DATA EXTRACT -

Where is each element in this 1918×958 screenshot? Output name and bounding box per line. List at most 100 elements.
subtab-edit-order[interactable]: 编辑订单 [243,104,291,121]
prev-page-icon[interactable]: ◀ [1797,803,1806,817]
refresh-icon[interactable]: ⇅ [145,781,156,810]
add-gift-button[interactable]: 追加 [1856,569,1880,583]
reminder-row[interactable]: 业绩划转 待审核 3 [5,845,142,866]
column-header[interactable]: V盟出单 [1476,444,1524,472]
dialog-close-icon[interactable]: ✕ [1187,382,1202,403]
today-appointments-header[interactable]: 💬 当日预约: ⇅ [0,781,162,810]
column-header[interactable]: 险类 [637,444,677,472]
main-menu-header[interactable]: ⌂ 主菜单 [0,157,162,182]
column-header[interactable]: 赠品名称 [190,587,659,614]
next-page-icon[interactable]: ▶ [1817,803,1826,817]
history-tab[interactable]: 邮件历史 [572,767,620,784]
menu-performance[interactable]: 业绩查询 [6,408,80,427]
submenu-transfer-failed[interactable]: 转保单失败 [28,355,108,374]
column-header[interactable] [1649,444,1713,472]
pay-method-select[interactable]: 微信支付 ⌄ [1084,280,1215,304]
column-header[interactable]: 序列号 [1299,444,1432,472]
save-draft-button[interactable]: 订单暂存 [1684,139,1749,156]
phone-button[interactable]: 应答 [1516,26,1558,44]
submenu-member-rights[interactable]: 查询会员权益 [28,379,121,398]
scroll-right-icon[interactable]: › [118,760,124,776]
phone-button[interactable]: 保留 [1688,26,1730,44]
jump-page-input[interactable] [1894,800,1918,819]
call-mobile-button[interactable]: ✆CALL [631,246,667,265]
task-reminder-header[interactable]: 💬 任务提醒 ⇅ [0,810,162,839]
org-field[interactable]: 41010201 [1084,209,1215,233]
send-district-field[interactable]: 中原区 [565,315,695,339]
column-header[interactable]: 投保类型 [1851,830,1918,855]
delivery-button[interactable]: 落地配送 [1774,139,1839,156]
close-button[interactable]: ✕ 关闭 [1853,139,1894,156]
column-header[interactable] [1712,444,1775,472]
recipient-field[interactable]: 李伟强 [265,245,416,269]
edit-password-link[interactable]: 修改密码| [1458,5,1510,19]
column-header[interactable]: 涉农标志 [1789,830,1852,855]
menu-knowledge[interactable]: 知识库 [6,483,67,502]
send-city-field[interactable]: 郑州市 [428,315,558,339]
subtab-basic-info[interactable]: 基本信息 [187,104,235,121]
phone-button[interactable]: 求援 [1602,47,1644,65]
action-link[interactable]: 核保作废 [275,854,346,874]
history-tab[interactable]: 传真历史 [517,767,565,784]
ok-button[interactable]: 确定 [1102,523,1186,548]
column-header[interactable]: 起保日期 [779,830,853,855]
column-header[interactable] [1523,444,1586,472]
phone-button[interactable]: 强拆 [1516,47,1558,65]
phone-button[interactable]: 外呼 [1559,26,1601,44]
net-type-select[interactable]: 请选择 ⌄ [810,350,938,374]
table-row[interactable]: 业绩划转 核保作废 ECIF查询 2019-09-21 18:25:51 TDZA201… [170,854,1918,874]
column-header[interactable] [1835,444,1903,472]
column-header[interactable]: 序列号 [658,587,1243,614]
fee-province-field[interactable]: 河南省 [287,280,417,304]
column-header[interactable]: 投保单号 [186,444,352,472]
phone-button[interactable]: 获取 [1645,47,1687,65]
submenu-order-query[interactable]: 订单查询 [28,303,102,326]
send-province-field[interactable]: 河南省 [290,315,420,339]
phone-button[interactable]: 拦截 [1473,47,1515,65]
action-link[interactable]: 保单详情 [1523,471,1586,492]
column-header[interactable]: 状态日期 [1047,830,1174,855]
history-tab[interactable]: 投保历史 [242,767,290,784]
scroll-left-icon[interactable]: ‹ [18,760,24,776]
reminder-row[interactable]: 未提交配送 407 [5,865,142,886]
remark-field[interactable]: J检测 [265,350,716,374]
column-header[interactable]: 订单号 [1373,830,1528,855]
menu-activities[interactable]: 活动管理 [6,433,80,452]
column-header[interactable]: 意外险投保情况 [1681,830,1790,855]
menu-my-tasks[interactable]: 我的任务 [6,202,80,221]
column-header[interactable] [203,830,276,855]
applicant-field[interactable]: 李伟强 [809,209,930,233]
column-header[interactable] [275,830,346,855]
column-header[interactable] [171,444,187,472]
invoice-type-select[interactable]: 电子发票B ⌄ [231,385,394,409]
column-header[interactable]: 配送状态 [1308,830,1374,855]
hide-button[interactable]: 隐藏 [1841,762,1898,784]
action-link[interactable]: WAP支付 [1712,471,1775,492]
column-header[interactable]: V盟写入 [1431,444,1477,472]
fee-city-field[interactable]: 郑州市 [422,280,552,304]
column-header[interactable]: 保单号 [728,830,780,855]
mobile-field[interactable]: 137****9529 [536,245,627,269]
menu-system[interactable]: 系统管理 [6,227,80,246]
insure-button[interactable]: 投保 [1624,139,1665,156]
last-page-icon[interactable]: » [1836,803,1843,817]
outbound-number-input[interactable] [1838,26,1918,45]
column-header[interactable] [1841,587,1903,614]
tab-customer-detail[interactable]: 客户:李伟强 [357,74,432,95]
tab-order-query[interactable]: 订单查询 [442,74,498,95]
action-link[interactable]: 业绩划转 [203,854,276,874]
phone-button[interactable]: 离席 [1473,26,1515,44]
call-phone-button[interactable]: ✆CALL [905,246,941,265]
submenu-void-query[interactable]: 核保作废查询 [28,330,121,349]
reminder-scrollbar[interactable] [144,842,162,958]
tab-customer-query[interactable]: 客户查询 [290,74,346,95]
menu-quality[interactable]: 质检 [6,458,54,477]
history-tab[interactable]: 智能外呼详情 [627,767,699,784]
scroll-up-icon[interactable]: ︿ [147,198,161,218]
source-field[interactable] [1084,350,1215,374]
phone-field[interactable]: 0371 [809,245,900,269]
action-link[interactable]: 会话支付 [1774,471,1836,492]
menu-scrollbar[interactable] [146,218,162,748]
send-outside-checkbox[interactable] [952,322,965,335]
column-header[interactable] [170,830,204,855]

SHORT TASK - Give the lines of the material as a numbered list, from the start through the line containing "submenu-transfer-failed[interactable]: 转保单失败 [28,355,108,374]", with both ends included and blank lines left out.

EXERCISE ANSWER -
1. Where is each element in this 1918×958 screenshot? Output name and bounding box per line. List at most 100 elements.
2. subtab-edit-order[interactable]: 编辑订单 [243,104,291,121]
3. prev-page-icon[interactable]: ◀ [1797,803,1806,817]
4. refresh-icon[interactable]: ⇅ [145,781,156,810]
5. add-gift-button[interactable]: 追加 [1856,569,1880,583]
6. reminder-row[interactable]: 业绩划转 待审核 3 [5,845,142,866]
7. column-header[interactable]: V盟出单 [1476,444,1524,472]
8. dialog-close-icon[interactable]: ✕ [1187,382,1202,403]
9. today-appointments-header[interactable]: 💬 当日预约: ⇅ [0,781,162,810]
10. column-header[interactable]: 险类 [637,444,677,472]
11. main-menu-header[interactable]: ⌂ 主菜单 [0,157,162,182]
12. column-header[interactable]: 赠品名称 [190,587,659,614]
13. next-page-icon[interactable]: ▶ [1817,803,1826,817]
14. history-tab[interactable]: 邮件历史 [572,767,620,784]
15. menu-performance[interactable]: 业绩查询 [6,408,80,427]
16. submenu-transfer-failed[interactable]: 转保单失败 [28,355,108,374]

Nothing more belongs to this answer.